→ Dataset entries
--------------------------------------------------

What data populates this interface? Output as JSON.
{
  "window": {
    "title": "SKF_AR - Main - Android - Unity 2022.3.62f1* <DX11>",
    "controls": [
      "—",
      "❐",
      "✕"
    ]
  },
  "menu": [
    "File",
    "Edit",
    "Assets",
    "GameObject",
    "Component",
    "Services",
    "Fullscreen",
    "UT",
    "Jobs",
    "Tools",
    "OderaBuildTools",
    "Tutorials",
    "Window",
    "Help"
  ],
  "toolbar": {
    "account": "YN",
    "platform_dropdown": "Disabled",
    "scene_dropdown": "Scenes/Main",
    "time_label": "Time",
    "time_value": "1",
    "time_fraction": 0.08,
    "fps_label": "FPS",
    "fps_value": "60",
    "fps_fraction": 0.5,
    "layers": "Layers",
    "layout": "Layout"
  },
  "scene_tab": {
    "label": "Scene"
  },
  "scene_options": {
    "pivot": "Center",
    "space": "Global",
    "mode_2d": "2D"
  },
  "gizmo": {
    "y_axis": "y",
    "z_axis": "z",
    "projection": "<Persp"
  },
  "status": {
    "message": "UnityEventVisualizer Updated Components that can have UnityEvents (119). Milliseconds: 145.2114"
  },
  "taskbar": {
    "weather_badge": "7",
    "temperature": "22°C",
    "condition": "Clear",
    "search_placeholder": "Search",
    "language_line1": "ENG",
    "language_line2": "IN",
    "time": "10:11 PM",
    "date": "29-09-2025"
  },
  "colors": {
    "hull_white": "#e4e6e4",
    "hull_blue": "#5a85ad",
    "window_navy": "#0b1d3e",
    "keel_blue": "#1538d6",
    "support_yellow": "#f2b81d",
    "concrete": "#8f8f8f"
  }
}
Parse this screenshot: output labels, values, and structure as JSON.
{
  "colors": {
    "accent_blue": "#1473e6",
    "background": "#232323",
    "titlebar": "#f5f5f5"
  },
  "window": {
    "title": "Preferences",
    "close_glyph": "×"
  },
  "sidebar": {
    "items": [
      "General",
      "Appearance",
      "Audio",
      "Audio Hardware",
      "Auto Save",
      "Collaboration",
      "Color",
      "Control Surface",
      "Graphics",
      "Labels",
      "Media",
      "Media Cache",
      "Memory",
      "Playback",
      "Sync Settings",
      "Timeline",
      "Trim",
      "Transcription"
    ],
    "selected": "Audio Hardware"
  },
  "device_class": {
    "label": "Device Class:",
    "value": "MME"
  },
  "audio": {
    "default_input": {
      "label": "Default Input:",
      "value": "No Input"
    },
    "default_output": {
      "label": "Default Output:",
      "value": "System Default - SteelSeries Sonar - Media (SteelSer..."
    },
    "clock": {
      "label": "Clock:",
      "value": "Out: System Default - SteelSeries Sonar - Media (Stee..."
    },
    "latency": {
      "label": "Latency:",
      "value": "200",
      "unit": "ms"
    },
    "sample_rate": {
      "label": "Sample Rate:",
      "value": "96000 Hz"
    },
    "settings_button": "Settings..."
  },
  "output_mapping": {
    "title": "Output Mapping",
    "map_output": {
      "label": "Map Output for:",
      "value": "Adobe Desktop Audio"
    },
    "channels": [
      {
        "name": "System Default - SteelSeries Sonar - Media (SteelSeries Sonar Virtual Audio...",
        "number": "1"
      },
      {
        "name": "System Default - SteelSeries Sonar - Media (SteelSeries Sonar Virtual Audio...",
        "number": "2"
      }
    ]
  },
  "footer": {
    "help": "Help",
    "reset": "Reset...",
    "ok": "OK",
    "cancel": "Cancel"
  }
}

--------------------------------------------------

→ WHAT IS ASKED
Would you copy out each line exactly as written?

→ RESULT OF THIS EXERCISE
What data populates this interface? Output as JSON.
{
  "window": {
    "title": "SKF_AR - Main - Android - Unity 2022.3.62f1* <DX11>",
    "controls": [
      "—",
      "❐",
      "✕"
    ]
  },
  "menu": [
    "File",
    "Edit",
    "Assets",
    "GameObject",
    "Component",
    "Services",
    "Fullscreen",
    "UT",
    "Jobs",
    "Tools",
    "OderaBuildTools",
    "Tutorials",
    "Window",
    "Help"
  ],
  "toolbar": {
    "account": "YN",
    "platform_dropdown": "Disabled",
    "scene_dropdown": "Scenes/Main",
    "time_label": "Time",
    "time_value": "1",
    "time_fraction": 0.08,
    "fps_label": "FPS",
    "fps_value": "60",
    "fps_fraction": 0.5,
    "layers": "Layers",
    "layout": "Layout"
  },
  "scene_tab": {
    "label": "Scene"
  },
  "scene_options": {
    "pivot": "Center",
    "space": "Global",
    "mode_2d": "2D"
  },
  "gizmo": {
    "y_axis": "y",
    "z_axis": "z",
    "projection": "<Persp"
  },
  "status": {
    "message": "UnityEventVisualizer Updated Components that can have UnityEvents (119). Milliseconds: 145.2114"
  },
  "taskbar": {
    "weather_badge": "7",
    "temperature": "22°C",
    "condition": "Clear",
    "search_placeholder": "Search",
    "language_line1": "ENG",
    "language_line2": "IN",
    "time": "10:11 PM",
    "date": "29-09-2025"
  },
  "colors": {
    "hull_white": "#e4e6e4",
    "hull_blue": "#5a85ad",
    "window_navy": "#0b1d3e",
    "keel_blue": "#1538d6",
    "support_yellow": "#f2b81d",
    "concrete": "#8f8f8f"
  }
}
Parse this screenshot: output labels, values, and structure as JSON.
{
  "colors": {
    "accent_blue": "#1473e6",
    "background": "#232323",
    "titlebar": "#f5f5f5"
  },
  "window": {
    "title": "Preferences",
    "close_glyph": "×"
  },
  "sidebar": {
    "items": [
      "General",
      "Appearance",
      "Audio",
      "Audio Hardware",
      "Auto Save",
      "Collaboration",
      "Color",
      "Control Surface",
      "Graphics",
      "Labels",
      "Media",
      "Media Cache",
      "Memory",
      "Playback",
      "Sync Settings",
      "Timeline",
      "Trim",
      "Transcription"
    ],
    "selected": "Audio Hardware"
  },
  "device_class": {
    "label": "Device Class:",
    "value": "MME"
  },
  "audio": {
    "default_input": {
      "label": "Default Input:",
      "value": "No Input"
    },
    "default_output": {
      "label": "Default Output:",
      "value": "System Default - SteelSeries Sonar - Media (SteelSer..."
    },
    "clock": {
      "label": "Clock:",
      "value": "Out: System Default - SteelSeries Sonar - Media (Stee..."
    },
    "latency": {
      "label": "Latency:",
      "value": "200",
      "unit": "ms"
    },
    "sample_rate": {
      "label": "Sample Rate:",
      "value": "96000 Hz"
    },
    "settings_button": "Settings..."
  },
  "output_mapping": {
    "title": "Output Mapping",
    "map_output": {
      "label": "Map Output for:",
      "value": "Adobe Desktop Audio"
    },
    "channels": [
      {
        "name": "System Default - SteelSeries Sonar - Media (SteelSeries Sonar Virtual Audio...",
        "number": "1"
      },
      {
        "name": "System Default - SteelSeries Sonar - Media (SteelSeries Sonar Virtual Audio...",
        "number": "2"
      }
    ]
  },
  "footer": {
    "help": "Help",
    "reset": "Reset...",
    "ok": "OK",
    "cancel": "Cancel"
  }
}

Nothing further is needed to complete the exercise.